## START
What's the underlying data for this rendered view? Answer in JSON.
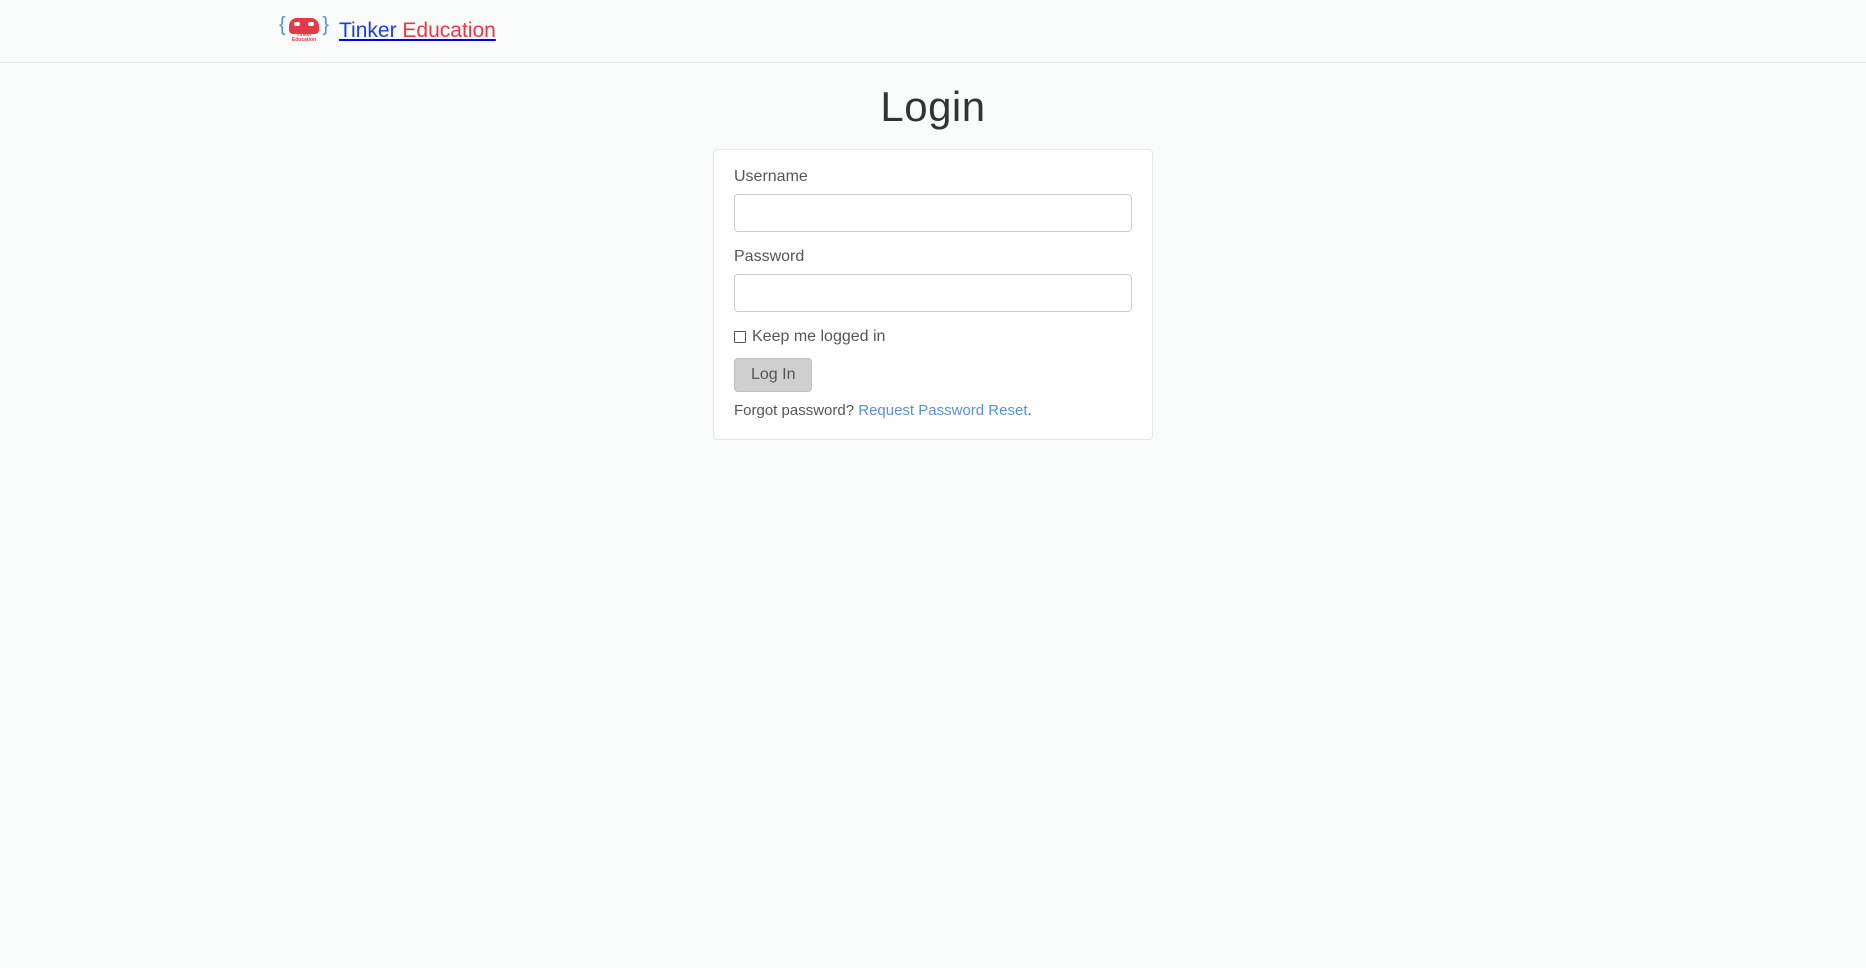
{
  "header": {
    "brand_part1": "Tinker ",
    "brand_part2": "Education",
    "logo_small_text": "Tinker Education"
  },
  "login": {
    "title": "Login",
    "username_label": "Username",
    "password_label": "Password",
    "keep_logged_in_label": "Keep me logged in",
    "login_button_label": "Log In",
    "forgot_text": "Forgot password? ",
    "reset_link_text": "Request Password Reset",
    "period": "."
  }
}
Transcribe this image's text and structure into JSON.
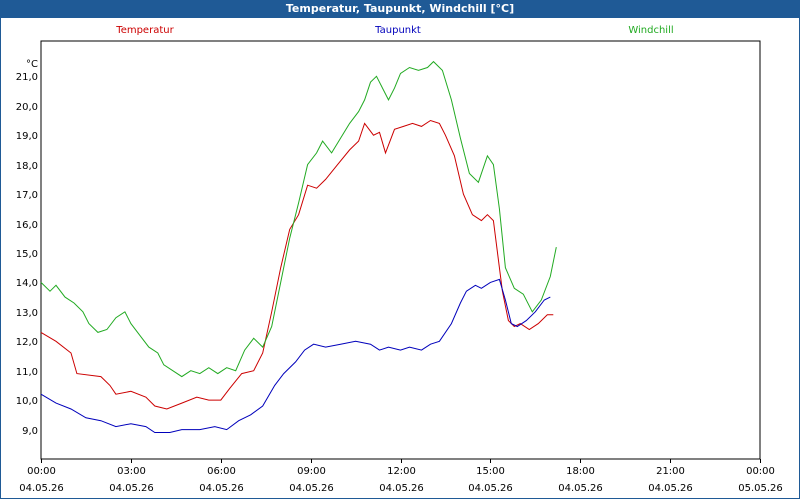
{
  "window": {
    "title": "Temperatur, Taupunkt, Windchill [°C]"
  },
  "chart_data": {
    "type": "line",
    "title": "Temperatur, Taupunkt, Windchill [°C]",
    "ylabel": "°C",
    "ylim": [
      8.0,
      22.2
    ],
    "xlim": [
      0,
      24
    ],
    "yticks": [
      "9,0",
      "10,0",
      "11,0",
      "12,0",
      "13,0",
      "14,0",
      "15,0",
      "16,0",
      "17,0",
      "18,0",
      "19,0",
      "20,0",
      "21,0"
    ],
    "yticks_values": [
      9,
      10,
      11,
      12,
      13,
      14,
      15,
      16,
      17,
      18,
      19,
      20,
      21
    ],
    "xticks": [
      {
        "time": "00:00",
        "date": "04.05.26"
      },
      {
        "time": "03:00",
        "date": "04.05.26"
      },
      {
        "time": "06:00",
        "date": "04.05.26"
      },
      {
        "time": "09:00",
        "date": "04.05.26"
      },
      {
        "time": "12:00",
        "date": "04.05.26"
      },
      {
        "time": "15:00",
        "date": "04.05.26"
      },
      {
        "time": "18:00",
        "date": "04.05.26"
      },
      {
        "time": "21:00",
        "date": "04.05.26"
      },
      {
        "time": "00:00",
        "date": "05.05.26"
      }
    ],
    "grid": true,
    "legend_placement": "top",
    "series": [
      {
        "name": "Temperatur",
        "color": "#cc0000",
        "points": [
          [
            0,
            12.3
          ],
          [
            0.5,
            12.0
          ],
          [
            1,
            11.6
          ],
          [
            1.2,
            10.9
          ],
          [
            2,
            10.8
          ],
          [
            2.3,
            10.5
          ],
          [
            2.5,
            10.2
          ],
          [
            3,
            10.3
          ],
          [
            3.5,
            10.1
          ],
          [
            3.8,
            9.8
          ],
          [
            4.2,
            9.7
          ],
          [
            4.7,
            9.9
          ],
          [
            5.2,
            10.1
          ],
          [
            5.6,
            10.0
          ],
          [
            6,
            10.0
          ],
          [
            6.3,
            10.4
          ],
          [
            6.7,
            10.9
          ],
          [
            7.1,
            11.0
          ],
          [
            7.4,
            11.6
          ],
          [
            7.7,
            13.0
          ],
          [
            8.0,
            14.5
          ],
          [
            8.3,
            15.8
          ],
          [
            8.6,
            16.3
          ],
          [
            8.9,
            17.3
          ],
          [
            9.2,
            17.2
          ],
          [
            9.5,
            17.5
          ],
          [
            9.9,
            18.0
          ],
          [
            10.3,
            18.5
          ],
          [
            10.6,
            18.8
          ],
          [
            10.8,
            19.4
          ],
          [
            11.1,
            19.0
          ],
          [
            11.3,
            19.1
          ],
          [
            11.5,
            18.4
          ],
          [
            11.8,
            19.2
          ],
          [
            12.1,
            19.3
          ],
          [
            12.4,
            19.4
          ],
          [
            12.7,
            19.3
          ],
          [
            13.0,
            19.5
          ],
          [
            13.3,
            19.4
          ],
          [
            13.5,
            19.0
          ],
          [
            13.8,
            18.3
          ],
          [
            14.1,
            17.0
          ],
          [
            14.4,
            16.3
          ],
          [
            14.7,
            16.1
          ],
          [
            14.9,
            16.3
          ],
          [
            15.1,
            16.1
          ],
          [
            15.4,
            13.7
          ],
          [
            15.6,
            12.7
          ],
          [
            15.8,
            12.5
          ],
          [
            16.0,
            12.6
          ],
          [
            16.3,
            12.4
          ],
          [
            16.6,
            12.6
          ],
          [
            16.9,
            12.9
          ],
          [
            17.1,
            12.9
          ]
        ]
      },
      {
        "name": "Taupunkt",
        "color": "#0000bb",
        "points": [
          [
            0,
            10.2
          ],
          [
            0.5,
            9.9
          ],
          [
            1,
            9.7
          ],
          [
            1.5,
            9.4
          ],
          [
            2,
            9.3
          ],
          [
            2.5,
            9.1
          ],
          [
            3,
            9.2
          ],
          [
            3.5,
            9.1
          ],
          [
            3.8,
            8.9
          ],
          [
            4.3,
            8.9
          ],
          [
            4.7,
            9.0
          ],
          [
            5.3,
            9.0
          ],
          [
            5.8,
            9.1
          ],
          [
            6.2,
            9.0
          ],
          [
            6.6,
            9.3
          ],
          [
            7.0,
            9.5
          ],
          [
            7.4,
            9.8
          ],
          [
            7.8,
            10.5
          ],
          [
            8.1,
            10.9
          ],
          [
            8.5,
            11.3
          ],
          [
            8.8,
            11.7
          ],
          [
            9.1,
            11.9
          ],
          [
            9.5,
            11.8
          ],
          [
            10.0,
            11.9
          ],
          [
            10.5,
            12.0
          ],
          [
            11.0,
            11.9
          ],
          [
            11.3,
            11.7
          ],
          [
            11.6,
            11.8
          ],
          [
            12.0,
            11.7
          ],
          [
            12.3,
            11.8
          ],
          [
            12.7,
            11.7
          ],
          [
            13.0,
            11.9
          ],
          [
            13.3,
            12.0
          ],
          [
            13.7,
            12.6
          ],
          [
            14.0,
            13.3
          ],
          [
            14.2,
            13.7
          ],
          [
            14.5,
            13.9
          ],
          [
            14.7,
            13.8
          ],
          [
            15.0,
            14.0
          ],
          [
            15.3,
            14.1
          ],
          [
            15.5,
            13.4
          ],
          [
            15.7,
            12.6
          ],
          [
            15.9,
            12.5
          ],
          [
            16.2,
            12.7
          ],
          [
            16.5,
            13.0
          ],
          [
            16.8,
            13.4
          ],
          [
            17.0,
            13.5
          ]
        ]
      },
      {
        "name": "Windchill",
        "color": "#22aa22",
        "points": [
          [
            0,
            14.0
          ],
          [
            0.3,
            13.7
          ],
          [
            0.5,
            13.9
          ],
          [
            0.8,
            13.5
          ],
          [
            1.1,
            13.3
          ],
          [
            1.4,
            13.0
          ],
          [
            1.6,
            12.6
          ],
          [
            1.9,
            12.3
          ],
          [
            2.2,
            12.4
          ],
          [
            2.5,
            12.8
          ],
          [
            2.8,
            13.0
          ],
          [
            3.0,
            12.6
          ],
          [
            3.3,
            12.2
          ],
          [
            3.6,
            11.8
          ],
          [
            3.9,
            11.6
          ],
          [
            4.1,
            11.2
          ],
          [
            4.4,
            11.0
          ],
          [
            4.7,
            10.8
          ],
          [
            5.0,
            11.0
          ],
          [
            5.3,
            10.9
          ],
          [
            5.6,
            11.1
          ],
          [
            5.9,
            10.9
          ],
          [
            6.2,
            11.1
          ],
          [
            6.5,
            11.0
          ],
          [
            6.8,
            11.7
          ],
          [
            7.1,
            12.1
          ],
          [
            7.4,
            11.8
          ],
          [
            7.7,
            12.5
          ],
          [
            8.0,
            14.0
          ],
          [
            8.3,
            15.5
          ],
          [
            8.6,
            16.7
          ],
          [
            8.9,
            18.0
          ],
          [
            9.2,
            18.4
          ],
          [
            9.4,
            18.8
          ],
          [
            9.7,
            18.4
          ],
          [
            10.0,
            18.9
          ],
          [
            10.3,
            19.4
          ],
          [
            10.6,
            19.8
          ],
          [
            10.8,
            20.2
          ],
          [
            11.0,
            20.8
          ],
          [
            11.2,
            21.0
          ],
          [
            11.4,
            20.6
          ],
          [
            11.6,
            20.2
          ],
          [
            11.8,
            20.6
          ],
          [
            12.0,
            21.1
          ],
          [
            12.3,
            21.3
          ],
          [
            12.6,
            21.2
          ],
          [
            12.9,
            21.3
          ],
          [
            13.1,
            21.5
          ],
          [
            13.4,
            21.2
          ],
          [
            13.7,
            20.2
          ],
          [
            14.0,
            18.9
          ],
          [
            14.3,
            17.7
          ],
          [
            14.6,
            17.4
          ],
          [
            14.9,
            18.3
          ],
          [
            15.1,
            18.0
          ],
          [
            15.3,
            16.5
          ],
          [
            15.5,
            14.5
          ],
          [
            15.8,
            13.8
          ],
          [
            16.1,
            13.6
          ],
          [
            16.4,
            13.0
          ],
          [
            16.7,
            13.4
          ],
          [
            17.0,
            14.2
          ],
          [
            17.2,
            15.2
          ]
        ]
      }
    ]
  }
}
## END
What is expected:
Extract lines where the string "Taupunkt" occurs.

Output of the task:
    "title": "Temperatur, Taupunkt, Windchill [°C]"
    "title": "Temperatur, Taupunkt, Windchill [°C]",
        "name": "Taupunkt",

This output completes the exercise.